* [EXCERPT PROVIDED]:
· · · · · · ·

Abstract
This research aims to develop the force control environment for a powered upper-limb exoskeleton dedicated to stroke assessment and rehabilitation. Extensive clinical studies and neuroscience experiments have shown that exoskeletons can enhance stroke recovery by promoting patient engagement through 1) delivery of therapy with increased duration and intensity, and 2) providing training with adaptive assistance based on patient performance. Furthermore, there is growing demand to automate aspects of the assessment and rehabilitation process, and to provide researchers with instruments to gain insights into the intricacies of arm and hand function.To address these needs, this dissertation contributes to the development of BLUE SABINO (BiLateral Upper-extremity Exoskeleton for Simultaneous Assessment of Biomechanical and Neuromuscular Output). This groundbreaking instrument combines a highly precise and repeatable dual-arm exoskeleton with an advanced electroencephalographic (EEG) and electromyographic (EMG) data collection system. BLUE SABINO aims to provide a holistic approach to quantitative assessment and evaluation of arm function, catering to both healthy and impaired users.
The preliminary design for BLUE SABINO was proposed prior to this work; however, specific improvements are necessary to achieve the required agility to investigate natural human upper limb motion. Firstly, an advanced electromechanical structure is required to support actuation and sensing of human inputs. Additionally, a human-robot attachment (HRA) system is needed to connect the user and exoskeleton physically. Finally, a force control scheme is needed to enable transparent physical human-robot interaction (pHRI) so that it is possible to observe the unperturbed arm function of the user.
This dissertation presents several improvements made to BLUE SABINO's design. These include the addition of mechanical limits to enhance user safety by preventing overextension, the development of a novel size adjustable HRA system that minimizes misalignment and accommodates 95% of human anthropometric sizes, and the creation of robust and highly mobile interior/exterior electronics wiring/housings to support the electromechanical components of the exoskeleton.
Furthermore, this dissertation also describes the development of a transparent force control scheme for BLUE SABINO. This involves the development of kinematic and force mappings of human-applied forces to joint torques and an admittance-control scheme with a novel velocity-state-error-damping term. This control scheme improves overall stability while reducing the required user effort, with high spatial/temporal accuracy compared to traditional admittance models.
Overall, this work advances the field by addressing robotic stroke assessment and rehabilitation challenges. The improvements made to BLUE SABINO's design and the transparent force control scheme enhance the safety, flexibility, and functionality of the exoskeleton, providing a promising platform for future developments in this domain.

· · · · · · ·

Page layout parsing data:
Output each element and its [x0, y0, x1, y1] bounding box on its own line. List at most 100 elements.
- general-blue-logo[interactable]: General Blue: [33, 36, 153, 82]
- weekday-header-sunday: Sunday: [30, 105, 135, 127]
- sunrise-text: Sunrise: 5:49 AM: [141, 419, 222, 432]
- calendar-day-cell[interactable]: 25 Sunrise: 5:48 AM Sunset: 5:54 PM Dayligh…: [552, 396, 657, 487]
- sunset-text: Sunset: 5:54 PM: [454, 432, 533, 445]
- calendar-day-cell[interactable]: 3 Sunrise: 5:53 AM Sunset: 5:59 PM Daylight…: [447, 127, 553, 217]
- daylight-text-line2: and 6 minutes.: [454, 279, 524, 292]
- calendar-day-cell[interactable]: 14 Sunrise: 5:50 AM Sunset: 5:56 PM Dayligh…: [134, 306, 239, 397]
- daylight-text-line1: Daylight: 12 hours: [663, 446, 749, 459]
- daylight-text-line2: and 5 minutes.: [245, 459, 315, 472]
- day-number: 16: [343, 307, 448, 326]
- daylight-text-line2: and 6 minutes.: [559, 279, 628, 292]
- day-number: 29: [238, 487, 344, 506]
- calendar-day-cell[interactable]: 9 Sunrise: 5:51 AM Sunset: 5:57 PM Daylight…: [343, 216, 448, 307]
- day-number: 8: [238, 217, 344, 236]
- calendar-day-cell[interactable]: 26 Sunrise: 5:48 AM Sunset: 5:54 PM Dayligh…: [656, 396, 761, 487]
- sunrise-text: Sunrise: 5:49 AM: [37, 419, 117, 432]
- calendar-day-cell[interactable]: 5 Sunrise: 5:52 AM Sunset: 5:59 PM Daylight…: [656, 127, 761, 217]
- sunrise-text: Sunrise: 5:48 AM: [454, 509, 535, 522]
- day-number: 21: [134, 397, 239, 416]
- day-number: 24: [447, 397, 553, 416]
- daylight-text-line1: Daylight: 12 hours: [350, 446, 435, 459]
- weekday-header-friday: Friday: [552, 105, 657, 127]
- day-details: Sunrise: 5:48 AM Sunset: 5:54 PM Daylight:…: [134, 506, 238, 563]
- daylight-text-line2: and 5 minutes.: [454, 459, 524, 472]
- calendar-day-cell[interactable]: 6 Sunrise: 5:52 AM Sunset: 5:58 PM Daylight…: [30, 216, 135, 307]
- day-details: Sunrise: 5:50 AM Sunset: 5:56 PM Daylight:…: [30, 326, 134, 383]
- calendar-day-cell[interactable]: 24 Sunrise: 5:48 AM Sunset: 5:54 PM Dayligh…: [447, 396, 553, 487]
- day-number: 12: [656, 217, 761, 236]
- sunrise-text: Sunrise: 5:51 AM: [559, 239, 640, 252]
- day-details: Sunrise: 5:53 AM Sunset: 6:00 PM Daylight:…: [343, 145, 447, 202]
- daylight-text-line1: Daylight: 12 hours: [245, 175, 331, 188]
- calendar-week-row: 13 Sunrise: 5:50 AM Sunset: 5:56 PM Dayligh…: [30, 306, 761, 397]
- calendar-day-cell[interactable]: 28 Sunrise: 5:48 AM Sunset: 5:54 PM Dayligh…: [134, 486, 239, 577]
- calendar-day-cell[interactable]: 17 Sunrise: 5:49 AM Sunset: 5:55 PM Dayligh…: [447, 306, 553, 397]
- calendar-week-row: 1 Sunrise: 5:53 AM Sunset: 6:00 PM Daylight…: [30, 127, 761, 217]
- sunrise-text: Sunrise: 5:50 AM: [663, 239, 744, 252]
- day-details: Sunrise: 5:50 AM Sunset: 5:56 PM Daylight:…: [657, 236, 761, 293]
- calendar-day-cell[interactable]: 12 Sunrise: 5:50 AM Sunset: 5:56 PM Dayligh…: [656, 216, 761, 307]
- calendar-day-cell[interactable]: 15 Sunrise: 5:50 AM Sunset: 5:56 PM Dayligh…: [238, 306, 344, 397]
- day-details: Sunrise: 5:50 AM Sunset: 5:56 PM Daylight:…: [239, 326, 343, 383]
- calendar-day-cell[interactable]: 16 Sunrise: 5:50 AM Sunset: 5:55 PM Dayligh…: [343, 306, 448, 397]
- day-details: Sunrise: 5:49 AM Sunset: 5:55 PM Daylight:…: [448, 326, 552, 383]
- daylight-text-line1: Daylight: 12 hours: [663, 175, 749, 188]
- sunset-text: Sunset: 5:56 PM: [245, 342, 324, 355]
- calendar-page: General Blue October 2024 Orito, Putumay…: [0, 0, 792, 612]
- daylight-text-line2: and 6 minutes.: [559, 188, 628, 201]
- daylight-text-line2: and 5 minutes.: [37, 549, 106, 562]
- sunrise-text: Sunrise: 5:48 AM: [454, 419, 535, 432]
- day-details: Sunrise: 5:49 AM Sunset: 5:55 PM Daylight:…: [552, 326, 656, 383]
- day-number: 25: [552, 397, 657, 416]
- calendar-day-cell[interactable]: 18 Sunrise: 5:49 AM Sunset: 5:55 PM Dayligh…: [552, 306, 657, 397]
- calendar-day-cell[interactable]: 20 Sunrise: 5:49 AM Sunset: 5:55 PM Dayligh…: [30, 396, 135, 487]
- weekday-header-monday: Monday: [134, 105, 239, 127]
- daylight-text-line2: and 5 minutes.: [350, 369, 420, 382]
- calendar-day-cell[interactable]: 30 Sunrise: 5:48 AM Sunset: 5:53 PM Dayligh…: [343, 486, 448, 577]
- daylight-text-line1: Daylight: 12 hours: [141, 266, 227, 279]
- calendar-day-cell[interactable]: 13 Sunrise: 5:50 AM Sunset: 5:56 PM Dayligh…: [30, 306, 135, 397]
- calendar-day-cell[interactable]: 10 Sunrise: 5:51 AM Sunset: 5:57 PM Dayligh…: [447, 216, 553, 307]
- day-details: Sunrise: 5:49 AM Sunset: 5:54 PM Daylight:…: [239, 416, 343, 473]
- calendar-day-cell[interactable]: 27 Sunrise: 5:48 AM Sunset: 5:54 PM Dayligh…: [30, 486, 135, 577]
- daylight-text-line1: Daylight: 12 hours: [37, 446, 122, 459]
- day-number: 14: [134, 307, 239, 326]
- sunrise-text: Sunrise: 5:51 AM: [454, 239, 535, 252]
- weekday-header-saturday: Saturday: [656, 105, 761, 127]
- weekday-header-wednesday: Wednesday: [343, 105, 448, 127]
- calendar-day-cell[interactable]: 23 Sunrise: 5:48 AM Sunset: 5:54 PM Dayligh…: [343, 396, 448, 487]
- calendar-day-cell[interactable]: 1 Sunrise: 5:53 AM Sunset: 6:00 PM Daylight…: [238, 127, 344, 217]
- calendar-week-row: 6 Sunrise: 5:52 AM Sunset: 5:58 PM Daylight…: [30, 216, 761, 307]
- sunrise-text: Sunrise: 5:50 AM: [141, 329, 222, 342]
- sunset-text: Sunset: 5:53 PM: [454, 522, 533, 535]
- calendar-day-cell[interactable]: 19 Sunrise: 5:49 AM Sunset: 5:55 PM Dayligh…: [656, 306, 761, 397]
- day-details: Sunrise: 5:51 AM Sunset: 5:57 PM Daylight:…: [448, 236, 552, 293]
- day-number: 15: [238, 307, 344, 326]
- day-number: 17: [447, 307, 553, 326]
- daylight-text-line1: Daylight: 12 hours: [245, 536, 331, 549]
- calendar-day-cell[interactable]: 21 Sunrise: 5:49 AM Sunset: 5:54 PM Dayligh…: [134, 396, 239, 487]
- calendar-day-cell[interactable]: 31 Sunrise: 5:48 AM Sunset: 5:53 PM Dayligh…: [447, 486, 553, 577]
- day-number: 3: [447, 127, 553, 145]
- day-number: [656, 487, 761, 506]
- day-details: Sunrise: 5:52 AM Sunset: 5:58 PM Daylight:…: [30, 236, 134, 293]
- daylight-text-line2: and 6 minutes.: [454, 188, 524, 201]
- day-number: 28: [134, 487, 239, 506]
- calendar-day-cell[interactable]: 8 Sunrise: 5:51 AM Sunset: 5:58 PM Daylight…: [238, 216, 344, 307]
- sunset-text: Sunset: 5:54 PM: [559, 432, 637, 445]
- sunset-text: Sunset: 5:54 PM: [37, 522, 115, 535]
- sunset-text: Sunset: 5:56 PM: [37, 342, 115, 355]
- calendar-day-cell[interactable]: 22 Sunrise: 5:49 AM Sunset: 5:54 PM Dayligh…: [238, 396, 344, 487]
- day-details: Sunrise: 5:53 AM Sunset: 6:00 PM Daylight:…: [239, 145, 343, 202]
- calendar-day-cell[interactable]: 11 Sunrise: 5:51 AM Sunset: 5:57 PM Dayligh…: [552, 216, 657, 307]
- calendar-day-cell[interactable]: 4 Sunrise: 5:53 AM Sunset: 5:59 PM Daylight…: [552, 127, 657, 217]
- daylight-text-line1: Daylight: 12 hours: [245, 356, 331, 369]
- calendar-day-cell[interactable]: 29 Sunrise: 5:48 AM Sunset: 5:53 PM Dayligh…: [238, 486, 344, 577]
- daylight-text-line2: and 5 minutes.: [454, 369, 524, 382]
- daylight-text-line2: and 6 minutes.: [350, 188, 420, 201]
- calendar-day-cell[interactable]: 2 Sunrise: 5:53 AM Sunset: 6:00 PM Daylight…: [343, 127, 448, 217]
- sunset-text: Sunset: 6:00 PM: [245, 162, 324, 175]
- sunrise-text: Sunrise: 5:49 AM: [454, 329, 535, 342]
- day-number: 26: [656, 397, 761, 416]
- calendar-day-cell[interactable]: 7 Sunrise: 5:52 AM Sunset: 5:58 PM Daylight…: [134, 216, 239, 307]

· · · · · · ·

* [TASK GOAL]:
Give every abbreviation that the exoskeleton abstract spells out, each with its full form as the abstract gives it.

* [ANSWER BOX]:
- BLUE SABINO: BiLateral Upper-extremity Exoskeleton for Simultaneous Assessment of Biomechanical and Neuromuscular Output
- EEG: electroencephalographic
- EMG: electromyographic
- HRA: human-robot attachment
- pHRI: physical human-robot interaction